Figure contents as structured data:
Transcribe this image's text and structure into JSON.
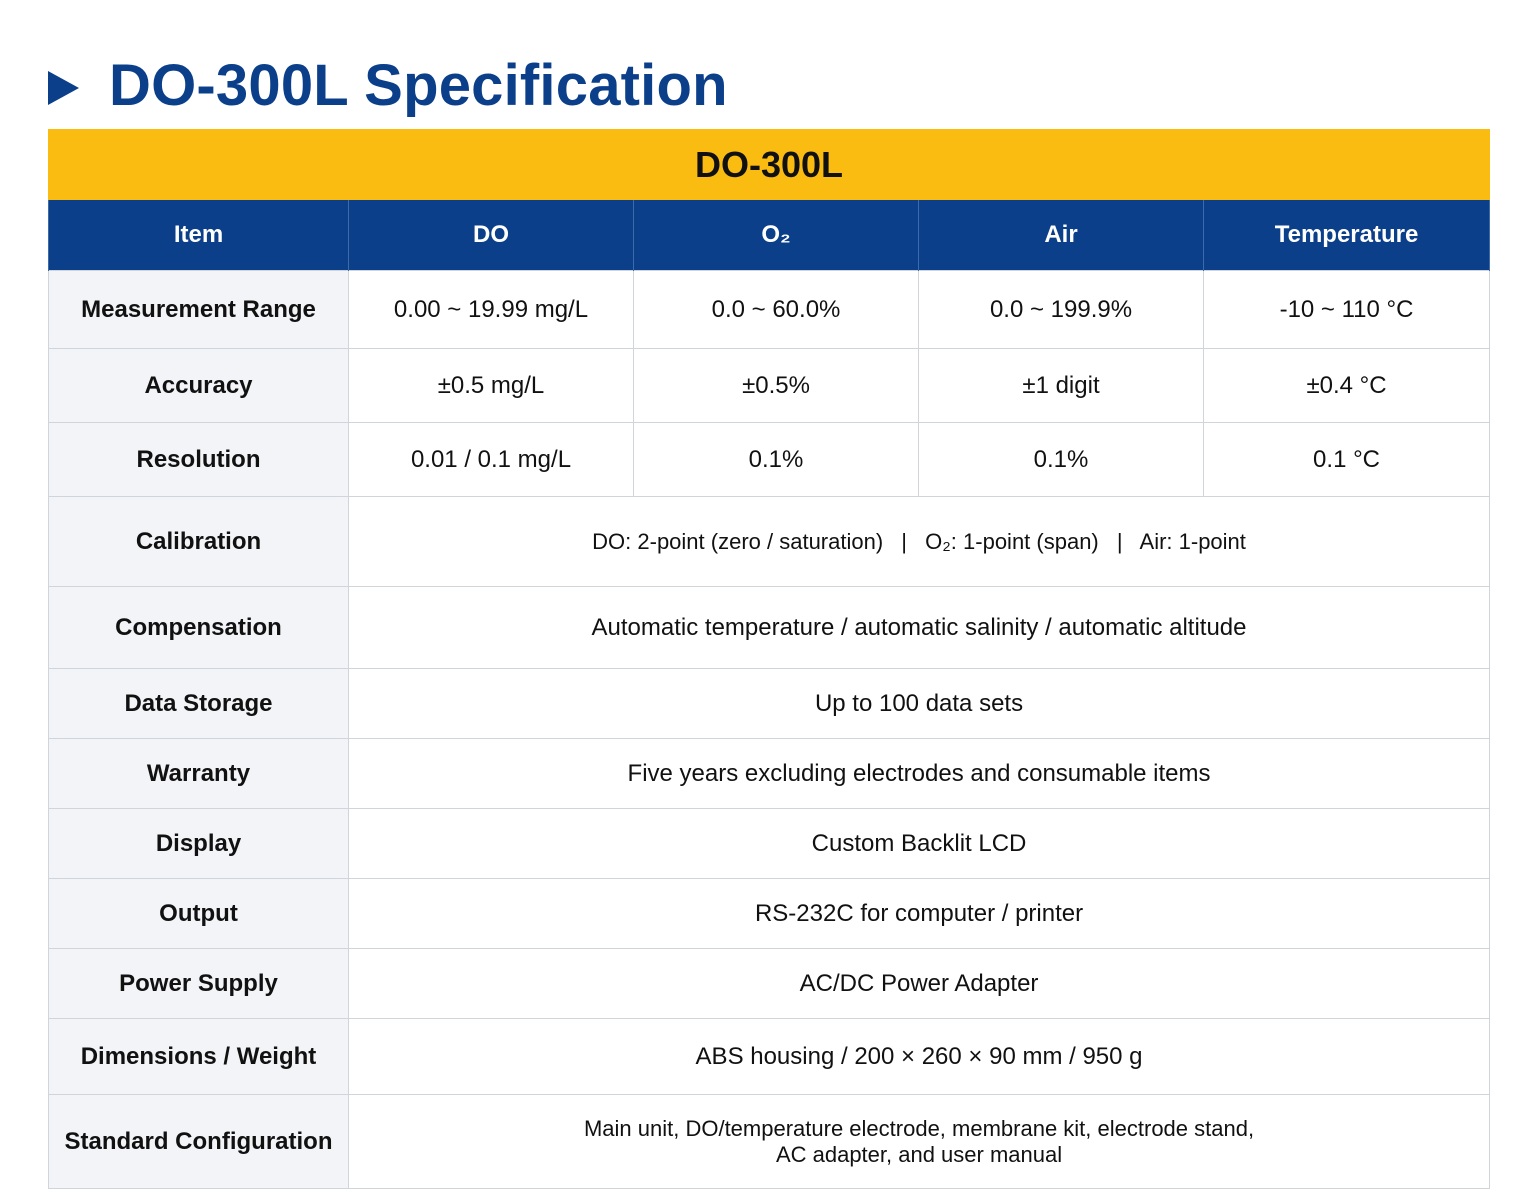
{
  "page": {
    "title": "DO-300L Specification"
  },
  "table": {
    "product": "DO-300L",
    "headers": [
      "Item",
      "DO",
      "O₂",
      "Air",
      "Temperature"
    ],
    "measurement_range": {
      "label": "Measurement Range",
      "do": "0.00 ~ 19.99 mg/L",
      "o2": "0.0 ~ 60.0%",
      "air": "0.0 ~ 199.9%",
      "temperature": "-10 ~ 110 °C"
    },
    "accuracy": {
      "label": "Accuracy",
      "do": "±0.5 mg/L",
      "o2": "±0.5%",
      "air": "±1 digit",
      "temperature": "±0.4 °C"
    },
    "resolution": {
      "label": "Resolution",
      "do": "0.01 / 0.1 mg/L",
      "o2": "0.1%",
      "air": "0.1%",
      "temperature": "0.1 °C"
    },
    "calibration": {
      "label": "Calibration",
      "do": "DO: 2-point (zero / saturation)",
      "o2": "O₂: 1-point (span)",
      "air": "Air: 1-point",
      "separator": "|"
    },
    "compensation": {
      "label": "Compensation",
      "value": "Automatic temperature / automatic salinity / automatic altitude"
    },
    "data_storage": {
      "label": "Data Storage",
      "value": "Up to 100 data sets"
    },
    "warranty": {
      "label": "Warranty",
      "value": "Five years excluding electrodes and consumable items"
    },
    "display": {
      "label": "Display",
      "value": "Custom Backlit LCD"
    },
    "output": {
      "label": "Output",
      "value": "RS-232C for computer / printer"
    },
    "power_supply": {
      "label": "Power Supply",
      "value": "AC/DC Power Adapter"
    },
    "dimensions_weight": {
      "label": "Dimensions / Weight",
      "value": "ABS housing / 200 × 260 × 90 mm / 950 g"
    },
    "standard_configuration": {
      "label": "Standard Configuration",
      "line1": "Main unit, DO/temperature electrode, membrane kit, electrode stand,",
      "line2": "AC adapter, and user manual"
    }
  },
  "colors": {
    "title_blue": "#0b3f8a",
    "banner_yellow": "#fbbc12",
    "header_blue": "#0b3f8a",
    "label_gray": "#f2f4f7",
    "border": "#d0d5dc"
  },
  "icons": {
    "title_marker": "play-triangle-icon"
  }
}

What is required: All entries must be written out again exactly as given, with no pictures in the copy.

The solution:
Transcribe this image's text and structure into JSON.
{
  "page": {
    "title": "DO-300L Specification"
  },
  "table": {
    "product": "DO-300L",
    "headers": [
      "Item",
      "DO",
      "O₂",
      "Air",
      "Temperature"
    ],
    "measurement_range": {
      "label": "Measurement Range",
      "do": "0.00 ~ 19.99 mg/L",
      "o2": "0.0 ~ 60.0%",
      "air": "0.0 ~ 199.9%",
      "temperature": "-10 ~ 110 °C"
    },
    "accuracy": {
      "label": "Accuracy",
      "do": "±0.5 mg/L",
      "o2": "±0.5%",
      "air": "±1 digit",
      "temperature": "±0.4 °C"
    },
    "resolution": {
      "label": "Resolution",
      "do": "0.01 / 0.1 mg/L",
      "o2": "0.1%",
      "air": "0.1%",
      "temperature": "0.1 °C"
    },
    "calibration": {
      "label": "Calibration",
      "do": "DO: 2-point (zero / saturation)",
      "o2": "O₂: 1-point (span)",
      "air": "Air: 1-point",
      "separator": "|"
    },
    "compensation": {
      "label": "Compensation",
      "value": "Automatic temperature / automatic salinity / automatic altitude"
    },
    "data_storage": {
      "label": "Data Storage",
      "value": "Up to 100 data sets"
    },
    "warranty": {
      "label": "Warranty",
      "value": "Five years excluding electrodes and consumable items"
    },
    "display": {
      "label": "Display",
      "value": "Custom Backlit LCD"
    },
    "output": {
      "label": "Output",
      "value": "RS-232C for computer / printer"
    },
    "power_supply": {
      "label": "Power Supply",
      "value": "AC/DC Power Adapter"
    },
    "dimensions_weight": {
      "label": "Dimensions / Weight",
      "value": "ABS housing / 200 × 260 × 90 mm / 950 g"
    },
    "standard_configuration": {
      "label": "Standard Configuration",
      "line1": "Main unit, DO/temperature electrode, membrane kit, electrode stand,",
      "line2": "AC adapter, and user manual"
    }
  },
  "colors": {
    "title_blue": "#0b3f8a",
    "banner_yellow": "#fbbc12",
    "header_blue": "#0b3f8a",
    "label_gray": "#f2f4f7",
    "border": "#d0d5dc"
  },
  "icons": {
    "title_marker": "play-triangle-icon"
  }
}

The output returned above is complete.